**GOAL OF THE EXERCISE**. State how many lines of the listing below include the word "laterais". Give only the number.

═══ RECORDS PROVIDED ═══

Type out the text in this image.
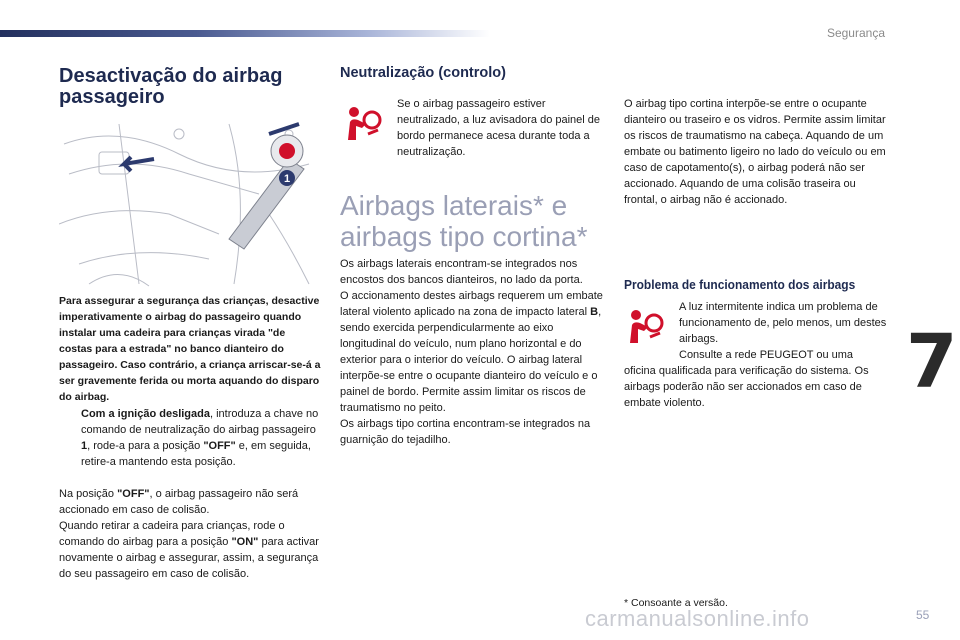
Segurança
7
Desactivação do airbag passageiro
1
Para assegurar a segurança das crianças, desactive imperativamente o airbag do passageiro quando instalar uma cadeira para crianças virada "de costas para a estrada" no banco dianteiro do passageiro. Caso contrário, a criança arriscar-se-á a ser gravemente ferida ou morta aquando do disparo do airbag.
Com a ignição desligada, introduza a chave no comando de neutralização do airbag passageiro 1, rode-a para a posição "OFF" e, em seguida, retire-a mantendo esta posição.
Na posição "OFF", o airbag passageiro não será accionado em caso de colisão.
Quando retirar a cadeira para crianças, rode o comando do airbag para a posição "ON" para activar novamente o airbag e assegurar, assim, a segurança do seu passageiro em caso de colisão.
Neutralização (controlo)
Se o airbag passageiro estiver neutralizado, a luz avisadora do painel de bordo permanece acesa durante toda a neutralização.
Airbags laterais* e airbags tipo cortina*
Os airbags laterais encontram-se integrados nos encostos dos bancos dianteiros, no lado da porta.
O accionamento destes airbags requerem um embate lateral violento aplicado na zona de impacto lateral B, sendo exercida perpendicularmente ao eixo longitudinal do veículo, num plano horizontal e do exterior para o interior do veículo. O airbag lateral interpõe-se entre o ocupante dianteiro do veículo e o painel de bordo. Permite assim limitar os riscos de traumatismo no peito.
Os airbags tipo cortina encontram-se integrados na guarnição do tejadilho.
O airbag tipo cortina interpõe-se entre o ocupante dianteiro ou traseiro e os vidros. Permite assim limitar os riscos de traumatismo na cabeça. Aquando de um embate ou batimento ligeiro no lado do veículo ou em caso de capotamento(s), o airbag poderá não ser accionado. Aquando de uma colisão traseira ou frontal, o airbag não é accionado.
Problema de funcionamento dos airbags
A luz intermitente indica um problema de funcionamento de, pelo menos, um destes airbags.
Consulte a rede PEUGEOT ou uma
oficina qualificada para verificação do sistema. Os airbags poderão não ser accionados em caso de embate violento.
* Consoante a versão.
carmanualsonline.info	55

═══
═══ RECORDS PROVIDED ═══

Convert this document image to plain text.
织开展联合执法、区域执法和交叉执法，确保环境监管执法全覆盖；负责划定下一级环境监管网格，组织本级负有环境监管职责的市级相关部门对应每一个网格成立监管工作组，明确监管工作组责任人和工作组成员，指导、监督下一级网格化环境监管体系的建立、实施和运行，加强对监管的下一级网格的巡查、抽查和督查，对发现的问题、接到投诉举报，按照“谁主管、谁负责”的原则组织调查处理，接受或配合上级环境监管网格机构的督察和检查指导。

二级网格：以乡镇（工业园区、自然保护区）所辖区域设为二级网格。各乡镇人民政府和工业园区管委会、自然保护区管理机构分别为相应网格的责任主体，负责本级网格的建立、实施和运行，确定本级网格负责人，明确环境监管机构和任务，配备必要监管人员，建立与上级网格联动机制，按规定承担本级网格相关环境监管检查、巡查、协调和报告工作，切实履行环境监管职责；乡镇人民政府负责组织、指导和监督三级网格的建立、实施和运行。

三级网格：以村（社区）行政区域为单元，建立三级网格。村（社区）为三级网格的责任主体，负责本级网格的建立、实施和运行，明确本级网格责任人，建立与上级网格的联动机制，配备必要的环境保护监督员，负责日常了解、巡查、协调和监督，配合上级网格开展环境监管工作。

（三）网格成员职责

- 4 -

═══

**SOLUTION TO THE EXERCISE**. 2